• Input records:
···

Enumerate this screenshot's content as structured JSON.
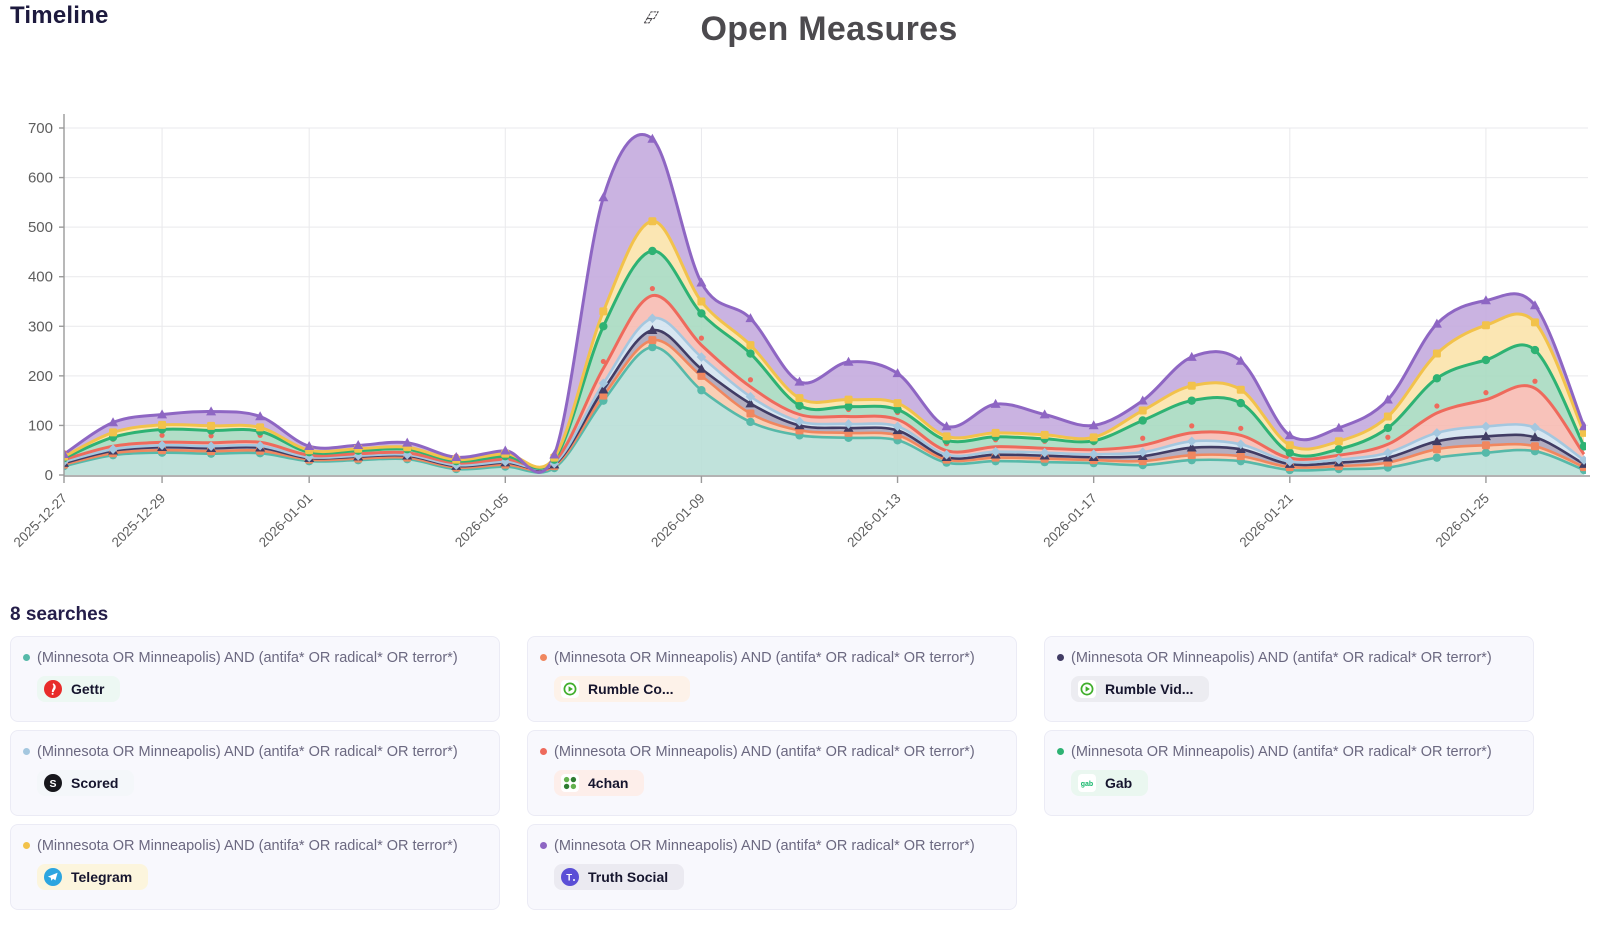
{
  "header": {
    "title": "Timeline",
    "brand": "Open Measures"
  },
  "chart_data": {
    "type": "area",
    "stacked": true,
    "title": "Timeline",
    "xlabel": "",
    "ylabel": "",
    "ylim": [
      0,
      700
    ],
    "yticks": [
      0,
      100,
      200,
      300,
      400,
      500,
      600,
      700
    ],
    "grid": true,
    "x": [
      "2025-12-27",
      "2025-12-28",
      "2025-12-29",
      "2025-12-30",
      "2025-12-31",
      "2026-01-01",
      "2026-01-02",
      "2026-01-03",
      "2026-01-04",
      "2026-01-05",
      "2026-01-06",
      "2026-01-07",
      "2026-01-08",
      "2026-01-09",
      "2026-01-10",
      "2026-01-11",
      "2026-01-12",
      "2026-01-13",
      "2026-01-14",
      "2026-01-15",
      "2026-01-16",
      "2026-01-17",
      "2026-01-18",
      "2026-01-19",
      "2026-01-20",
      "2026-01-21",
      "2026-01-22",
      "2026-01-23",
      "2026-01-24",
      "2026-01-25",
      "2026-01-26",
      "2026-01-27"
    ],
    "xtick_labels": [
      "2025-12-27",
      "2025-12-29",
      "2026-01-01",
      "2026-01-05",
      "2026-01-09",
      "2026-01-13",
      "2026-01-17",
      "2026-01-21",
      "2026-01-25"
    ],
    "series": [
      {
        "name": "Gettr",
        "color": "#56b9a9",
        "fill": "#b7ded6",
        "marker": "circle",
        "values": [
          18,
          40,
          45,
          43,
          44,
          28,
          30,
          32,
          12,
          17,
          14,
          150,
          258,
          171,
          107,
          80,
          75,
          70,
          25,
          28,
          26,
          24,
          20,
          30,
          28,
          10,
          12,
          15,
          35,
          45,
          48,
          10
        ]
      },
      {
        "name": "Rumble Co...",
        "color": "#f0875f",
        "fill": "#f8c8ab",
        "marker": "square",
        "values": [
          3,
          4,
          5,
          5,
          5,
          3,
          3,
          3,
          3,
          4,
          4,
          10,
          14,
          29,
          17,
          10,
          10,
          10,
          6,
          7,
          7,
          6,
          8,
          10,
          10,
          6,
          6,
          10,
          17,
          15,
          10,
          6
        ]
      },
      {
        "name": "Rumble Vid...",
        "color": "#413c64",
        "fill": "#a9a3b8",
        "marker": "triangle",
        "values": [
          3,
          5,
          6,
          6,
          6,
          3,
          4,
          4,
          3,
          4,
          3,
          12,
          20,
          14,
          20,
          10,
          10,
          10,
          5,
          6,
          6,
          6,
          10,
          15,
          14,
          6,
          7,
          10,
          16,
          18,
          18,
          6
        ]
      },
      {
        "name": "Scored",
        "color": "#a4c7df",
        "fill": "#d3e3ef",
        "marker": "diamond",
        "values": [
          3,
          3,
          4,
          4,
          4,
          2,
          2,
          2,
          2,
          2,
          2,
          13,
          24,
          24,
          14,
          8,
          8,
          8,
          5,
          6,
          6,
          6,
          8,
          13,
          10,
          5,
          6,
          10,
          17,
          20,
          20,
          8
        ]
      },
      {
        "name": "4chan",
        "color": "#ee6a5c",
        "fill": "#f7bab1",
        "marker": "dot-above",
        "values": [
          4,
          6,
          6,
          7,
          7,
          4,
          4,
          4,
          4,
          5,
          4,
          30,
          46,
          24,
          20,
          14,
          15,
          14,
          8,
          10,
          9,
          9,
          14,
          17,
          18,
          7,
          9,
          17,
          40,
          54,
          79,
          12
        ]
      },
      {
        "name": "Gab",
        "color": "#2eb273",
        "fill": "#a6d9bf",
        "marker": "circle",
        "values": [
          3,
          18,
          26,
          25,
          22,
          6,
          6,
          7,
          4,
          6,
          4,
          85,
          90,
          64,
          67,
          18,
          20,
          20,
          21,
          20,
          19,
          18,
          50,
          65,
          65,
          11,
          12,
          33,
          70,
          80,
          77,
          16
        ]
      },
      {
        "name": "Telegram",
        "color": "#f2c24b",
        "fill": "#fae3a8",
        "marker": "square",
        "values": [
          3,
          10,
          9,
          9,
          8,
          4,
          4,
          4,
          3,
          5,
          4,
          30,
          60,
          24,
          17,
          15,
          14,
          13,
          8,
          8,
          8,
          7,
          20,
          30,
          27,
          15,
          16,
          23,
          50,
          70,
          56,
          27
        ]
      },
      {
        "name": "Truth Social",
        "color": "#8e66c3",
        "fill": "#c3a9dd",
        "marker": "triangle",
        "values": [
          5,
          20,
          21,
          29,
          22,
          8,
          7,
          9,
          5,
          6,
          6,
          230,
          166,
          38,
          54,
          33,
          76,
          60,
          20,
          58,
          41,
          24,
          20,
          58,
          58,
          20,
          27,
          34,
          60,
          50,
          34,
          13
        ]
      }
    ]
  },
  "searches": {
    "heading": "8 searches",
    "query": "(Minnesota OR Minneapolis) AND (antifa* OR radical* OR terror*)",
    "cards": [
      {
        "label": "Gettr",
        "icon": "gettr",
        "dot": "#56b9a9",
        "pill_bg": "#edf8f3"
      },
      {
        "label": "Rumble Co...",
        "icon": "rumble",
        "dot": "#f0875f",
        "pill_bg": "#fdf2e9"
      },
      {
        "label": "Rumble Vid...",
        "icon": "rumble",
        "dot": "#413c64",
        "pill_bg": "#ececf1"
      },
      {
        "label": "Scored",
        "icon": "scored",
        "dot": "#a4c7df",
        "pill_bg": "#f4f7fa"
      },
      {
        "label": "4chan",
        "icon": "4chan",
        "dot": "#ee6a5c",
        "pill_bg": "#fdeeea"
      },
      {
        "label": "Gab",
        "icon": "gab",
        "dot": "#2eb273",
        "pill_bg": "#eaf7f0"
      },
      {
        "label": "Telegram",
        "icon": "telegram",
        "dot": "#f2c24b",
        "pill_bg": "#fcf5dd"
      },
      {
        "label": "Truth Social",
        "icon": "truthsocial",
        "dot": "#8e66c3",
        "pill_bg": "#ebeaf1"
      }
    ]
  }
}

···

• Task statement:
Lines from the records above that hold "fill" are the ones to list.

• Task output:
        "fill": "#b7ded6",
        "fill": "#f8c8ab",
        "fill": "#a9a3b8",
        "fill": "#d3e3ef",
        "fill": "#f7bab1",
        "fill": "#a6d9bf",
        "fill": "#fae3a8",
        "fill": "#c3a9dd",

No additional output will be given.